* SET TASK
Search the material below for the word "this". Copy every line that has it.

[Stored entries]
^^^^
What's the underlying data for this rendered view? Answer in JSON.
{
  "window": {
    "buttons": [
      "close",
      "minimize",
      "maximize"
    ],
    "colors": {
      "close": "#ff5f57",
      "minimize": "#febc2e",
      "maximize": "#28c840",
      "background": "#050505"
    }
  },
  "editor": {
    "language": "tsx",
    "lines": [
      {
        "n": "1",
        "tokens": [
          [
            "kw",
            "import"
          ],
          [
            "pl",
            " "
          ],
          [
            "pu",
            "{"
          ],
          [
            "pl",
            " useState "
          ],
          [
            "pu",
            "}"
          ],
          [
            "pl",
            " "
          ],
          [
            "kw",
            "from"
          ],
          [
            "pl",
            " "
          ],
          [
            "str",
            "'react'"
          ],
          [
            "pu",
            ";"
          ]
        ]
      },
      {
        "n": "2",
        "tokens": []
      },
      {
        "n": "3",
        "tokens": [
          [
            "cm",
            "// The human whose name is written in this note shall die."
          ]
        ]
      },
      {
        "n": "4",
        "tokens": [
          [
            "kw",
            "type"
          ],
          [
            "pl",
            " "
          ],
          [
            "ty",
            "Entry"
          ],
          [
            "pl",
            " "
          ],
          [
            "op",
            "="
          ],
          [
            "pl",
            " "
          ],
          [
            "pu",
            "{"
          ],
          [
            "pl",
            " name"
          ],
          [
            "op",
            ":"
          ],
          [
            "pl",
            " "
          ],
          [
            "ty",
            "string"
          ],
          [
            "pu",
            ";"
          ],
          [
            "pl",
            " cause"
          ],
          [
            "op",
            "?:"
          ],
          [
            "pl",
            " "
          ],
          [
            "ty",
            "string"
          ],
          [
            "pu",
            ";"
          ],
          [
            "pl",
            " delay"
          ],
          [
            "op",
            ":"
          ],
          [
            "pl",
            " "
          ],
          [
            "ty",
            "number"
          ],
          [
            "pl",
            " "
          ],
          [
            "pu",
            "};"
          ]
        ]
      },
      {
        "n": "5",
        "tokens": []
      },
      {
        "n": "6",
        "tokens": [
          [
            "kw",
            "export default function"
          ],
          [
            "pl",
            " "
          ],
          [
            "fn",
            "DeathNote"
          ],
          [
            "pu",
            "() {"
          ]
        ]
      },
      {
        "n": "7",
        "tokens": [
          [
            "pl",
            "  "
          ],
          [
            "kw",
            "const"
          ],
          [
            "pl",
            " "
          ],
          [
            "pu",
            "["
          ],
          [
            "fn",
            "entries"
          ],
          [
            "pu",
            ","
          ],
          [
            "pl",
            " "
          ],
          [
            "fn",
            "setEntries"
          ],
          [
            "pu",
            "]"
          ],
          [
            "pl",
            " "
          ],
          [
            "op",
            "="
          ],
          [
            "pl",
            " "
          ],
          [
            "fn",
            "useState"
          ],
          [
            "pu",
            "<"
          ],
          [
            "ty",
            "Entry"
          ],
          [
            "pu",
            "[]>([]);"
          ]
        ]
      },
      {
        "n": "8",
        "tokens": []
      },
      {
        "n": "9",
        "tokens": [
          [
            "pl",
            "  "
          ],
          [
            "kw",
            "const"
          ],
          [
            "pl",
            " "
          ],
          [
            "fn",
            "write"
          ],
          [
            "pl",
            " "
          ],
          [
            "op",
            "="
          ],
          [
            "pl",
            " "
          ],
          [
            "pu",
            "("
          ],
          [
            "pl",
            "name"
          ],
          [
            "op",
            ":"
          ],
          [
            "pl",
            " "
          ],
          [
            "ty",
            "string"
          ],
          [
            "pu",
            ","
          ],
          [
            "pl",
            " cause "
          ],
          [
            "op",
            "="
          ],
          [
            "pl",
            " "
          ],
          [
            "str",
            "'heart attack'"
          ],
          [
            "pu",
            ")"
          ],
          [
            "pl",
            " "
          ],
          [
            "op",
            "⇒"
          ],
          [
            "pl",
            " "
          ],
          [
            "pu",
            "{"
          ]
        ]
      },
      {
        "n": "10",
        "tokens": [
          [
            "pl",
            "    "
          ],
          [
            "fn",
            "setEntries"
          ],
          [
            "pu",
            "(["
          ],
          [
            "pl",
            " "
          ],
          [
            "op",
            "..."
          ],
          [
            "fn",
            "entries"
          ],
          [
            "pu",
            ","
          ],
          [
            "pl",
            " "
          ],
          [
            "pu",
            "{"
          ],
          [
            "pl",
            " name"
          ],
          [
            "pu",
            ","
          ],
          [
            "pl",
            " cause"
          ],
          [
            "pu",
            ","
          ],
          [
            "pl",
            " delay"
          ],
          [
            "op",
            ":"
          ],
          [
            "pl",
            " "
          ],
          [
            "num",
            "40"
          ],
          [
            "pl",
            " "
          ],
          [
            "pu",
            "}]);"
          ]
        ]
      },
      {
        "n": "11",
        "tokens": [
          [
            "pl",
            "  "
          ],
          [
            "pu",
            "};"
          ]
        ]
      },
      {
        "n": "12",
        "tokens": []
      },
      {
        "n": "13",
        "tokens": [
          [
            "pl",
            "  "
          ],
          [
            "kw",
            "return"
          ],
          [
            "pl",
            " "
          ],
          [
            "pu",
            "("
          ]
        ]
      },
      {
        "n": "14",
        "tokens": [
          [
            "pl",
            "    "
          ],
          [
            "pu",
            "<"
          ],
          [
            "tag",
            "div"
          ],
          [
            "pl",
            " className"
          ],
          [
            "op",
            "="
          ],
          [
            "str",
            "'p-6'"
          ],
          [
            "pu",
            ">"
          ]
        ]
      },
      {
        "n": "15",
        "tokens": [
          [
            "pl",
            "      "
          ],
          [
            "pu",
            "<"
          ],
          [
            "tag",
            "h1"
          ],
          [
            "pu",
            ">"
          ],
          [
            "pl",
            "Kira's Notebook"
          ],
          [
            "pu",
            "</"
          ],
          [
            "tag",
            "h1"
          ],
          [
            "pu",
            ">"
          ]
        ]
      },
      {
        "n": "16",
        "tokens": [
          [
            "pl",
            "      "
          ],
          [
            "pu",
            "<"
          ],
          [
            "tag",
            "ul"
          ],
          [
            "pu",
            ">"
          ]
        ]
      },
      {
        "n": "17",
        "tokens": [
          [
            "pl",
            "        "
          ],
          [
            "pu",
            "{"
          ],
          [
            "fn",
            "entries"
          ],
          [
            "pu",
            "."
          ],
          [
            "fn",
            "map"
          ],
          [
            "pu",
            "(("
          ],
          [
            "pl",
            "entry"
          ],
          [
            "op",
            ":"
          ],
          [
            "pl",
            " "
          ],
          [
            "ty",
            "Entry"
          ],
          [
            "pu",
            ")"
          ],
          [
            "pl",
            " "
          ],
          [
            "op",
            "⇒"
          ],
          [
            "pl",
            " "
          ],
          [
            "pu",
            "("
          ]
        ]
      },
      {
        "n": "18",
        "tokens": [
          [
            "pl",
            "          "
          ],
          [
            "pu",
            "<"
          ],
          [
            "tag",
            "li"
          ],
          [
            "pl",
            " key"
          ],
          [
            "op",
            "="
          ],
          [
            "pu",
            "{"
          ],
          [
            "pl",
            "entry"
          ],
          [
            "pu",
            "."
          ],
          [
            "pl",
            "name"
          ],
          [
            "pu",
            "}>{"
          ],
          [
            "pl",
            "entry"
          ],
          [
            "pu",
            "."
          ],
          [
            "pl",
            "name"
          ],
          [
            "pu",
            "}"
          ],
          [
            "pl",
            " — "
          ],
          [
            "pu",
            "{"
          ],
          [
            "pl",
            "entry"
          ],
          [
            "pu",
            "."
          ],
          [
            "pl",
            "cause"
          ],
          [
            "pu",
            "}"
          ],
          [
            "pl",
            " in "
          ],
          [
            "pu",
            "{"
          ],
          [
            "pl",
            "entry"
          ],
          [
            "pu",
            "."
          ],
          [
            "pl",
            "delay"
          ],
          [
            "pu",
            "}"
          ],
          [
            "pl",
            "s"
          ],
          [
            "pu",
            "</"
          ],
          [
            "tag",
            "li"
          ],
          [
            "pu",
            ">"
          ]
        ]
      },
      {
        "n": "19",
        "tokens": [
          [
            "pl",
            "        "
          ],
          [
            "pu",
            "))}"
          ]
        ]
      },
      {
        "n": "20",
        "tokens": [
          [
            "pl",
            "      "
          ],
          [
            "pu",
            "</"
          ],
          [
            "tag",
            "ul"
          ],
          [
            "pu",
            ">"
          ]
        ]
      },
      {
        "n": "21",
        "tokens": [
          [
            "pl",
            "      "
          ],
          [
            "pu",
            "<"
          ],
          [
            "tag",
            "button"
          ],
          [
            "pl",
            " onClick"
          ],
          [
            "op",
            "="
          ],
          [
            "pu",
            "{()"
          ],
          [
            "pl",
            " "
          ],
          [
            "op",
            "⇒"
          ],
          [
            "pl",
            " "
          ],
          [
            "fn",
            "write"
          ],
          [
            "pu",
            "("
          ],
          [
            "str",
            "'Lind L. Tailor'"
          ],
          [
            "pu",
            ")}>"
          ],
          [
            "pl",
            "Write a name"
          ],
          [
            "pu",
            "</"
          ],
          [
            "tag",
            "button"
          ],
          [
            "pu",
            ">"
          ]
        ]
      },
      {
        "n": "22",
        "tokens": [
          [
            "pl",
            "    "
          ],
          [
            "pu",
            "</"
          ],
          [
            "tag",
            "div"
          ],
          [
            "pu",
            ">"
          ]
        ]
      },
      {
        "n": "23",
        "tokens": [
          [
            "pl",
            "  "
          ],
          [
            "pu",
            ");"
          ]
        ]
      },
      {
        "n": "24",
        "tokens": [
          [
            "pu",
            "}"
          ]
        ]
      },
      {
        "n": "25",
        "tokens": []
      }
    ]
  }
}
^^^^
* SOLVED PROBLEM
What's the underlying data for this rendered view? Answer in JSON.
            "// The human whose name is written in this note shall die."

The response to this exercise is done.